■ **STATED PROBLEM**
Quote all of the data below exactly, please.

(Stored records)
* * * * * * * * *
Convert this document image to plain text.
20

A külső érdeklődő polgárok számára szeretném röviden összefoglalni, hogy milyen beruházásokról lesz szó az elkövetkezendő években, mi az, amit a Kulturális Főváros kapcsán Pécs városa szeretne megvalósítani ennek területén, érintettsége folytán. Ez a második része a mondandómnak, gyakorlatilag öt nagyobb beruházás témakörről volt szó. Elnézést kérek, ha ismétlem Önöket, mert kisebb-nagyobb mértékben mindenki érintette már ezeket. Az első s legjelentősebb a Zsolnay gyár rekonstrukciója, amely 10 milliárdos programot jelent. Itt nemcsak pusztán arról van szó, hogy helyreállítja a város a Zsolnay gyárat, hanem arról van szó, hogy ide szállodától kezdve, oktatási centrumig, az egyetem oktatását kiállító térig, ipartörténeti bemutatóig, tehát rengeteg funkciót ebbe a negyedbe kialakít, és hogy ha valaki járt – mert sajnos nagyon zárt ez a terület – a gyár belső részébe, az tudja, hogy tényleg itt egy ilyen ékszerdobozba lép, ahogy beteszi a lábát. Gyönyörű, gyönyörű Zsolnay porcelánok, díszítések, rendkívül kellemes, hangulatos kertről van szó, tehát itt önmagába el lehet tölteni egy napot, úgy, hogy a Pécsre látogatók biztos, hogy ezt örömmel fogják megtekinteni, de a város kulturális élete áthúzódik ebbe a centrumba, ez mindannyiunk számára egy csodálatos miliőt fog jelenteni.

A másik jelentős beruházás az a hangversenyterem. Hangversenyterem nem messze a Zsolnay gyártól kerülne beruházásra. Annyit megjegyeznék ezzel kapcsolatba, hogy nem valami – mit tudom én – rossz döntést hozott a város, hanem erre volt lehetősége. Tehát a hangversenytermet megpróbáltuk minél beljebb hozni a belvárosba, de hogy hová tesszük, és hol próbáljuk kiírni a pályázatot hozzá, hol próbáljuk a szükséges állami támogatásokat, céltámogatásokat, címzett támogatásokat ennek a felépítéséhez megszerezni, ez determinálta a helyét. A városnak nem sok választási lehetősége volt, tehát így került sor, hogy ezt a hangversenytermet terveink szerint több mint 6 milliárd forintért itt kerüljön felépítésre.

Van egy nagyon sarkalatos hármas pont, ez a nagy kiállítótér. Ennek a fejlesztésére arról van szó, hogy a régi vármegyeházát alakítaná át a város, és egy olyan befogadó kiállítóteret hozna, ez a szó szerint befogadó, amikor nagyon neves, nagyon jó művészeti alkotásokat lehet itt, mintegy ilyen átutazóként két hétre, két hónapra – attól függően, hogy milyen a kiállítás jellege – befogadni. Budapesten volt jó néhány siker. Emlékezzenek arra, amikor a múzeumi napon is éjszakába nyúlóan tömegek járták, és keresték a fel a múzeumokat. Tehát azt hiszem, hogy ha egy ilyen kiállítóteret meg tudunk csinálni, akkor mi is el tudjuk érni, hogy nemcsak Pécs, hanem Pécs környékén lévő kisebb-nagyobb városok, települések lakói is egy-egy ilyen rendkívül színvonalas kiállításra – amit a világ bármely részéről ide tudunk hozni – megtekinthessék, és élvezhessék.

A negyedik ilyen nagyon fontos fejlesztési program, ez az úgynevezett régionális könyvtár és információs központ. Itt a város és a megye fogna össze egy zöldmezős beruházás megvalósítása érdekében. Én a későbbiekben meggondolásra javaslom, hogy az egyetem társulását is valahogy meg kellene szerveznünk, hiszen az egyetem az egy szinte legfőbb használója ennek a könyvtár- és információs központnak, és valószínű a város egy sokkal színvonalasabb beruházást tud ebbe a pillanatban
* * * * * * * * *
■ **RESPONSE**
Convert this document image to plain text.
20

A külső érdeklődő polgárok számára szeretném röviden összefoglalni, hogy milyen beruházásokról lesz szó az elkövetkezendő években, mi az, amit a Kulturális Főváros kapcsán Pécs városa szeretne megvalósítani ennek területén, érintettsége folytán. Ez a második része a mondandómnak, gyakorlatilag öt nagyobb beruházás témakörről volt szó. Elnézést kérek, ha ismétlem Önöket, mert kisebb-nagyobb mértékben mindenki érintette már ezeket. Az első s legjelentősebb a Zsolnay gyár rekonstrukciója, amely 10 milliárdos programot jelent. Itt nemcsak pusztán arról van szó, hogy helyreállítja a város a Zsolnay gyárat, hanem arról van szó, hogy ide szállodától kezdve, oktatási centrumig, az egyetem oktatását kiállító térig, ipartörténeti bemutatóig, tehát rengeteg funkciót ebbe a negyedbe kialakít, és hogy ha valaki járt – mert sajnos nagyon zárt ez a terület – a gyár belső részébe, az tudja, hogy tényleg itt egy ilyen ékszerdobozba lép, ahogy beteszi a lábát. Gyönyörű, gyönyörű Zsolnay porcelánok, díszítések, rendkívül kellemes, hangulatos kertről van szó, tehát itt önmagába el lehet tölteni egy napot, úgy, hogy a Pécsre látogatók biztos, hogy ezt örömmel fogják megtekinteni, de a város kulturális élete áthúzódik ebbe a centrumba, ez mindannyiunk számára egy csodálatos miliőt fog jelenteni.

A másik jelentős beruházás az a hangversenyterem. Hangversenyterem nem messze a Zsolnay gyártól kerülne beruházásra. Annyit megjegyeznék ezzel kapcsolatba, hogy nem valami – mit tudom én – rossz döntést hozott a város, hanem erre volt lehetősége. Tehát a hangversenytermet megpróbáltuk minél beljebb hozni a belvárosba, de hogy hová tesszük, és hol próbáljuk kiírni a pályázatot hozzá, hol próbáljuk a szükséges állami támogatásokat, céltámogatásokat, címzett támogatásokat ennek a felépítéséhez megszerezni, ez determinálta a helyét. A városnak nem sok választási lehetősége volt, tehát így került sor, hogy ezt a hangversenytermet terveink szerint több mint 6 milliárd forintért itt kerüljön felépítésre.

Van egy nagyon sarkalatos hármas pont, ez a nagy kiállítótér. Ennek a fejlesztésére arról van szó, hogy a régi vármegyeházát alakítaná át a város, és egy olyan befogadó kiállítóteret hozna, ez a szó szerint befogadó, amikor nagyon neves, nagyon jó művészeti alkotásokat lehet itt, mintegy ilyen átutazóként két hétre, két hónapra – attól függően, hogy milyen a kiállítás jellege – befogadni. Budapesten volt jó néhány siker. Emlékezzenek arra, amikor a múzeumi napon is éjszakába nyúlóan tömegek járták, és keresték a fel a múzeumokat. Tehát azt hiszem, hogy ha egy ilyen kiállítóteret meg tudunk csinálni, akkor mi is el tudjuk érni, hogy nemcsak Pécs, hanem Pécs környékén lévő kisebb-nagyobb városok, települések lakói is egy-egy ilyen rendkívül színvonalas kiállításra – amit a világ bármely részéről ide tudunk hozni – megtekinthessék, és élvezhessék.

A negyedik ilyen nagyon fontos fejlesztési program, ez az úgynevezett régionális könyvtár és információs központ. Itt a város és a megye fogna össze egy zöldmezős beruházás megvalósítása érdekében. Én a későbbiekben meggondolásra javaslom, hogy az egyetem társulását is valahogy meg kellene szerveznünk, hiszen az egyetem az egy szinte legfőbb használója ennek a könyvtár- és információs központnak, és valószínű a város egy sokkal színvonalasabb beruházást tud ebbe a pillanatban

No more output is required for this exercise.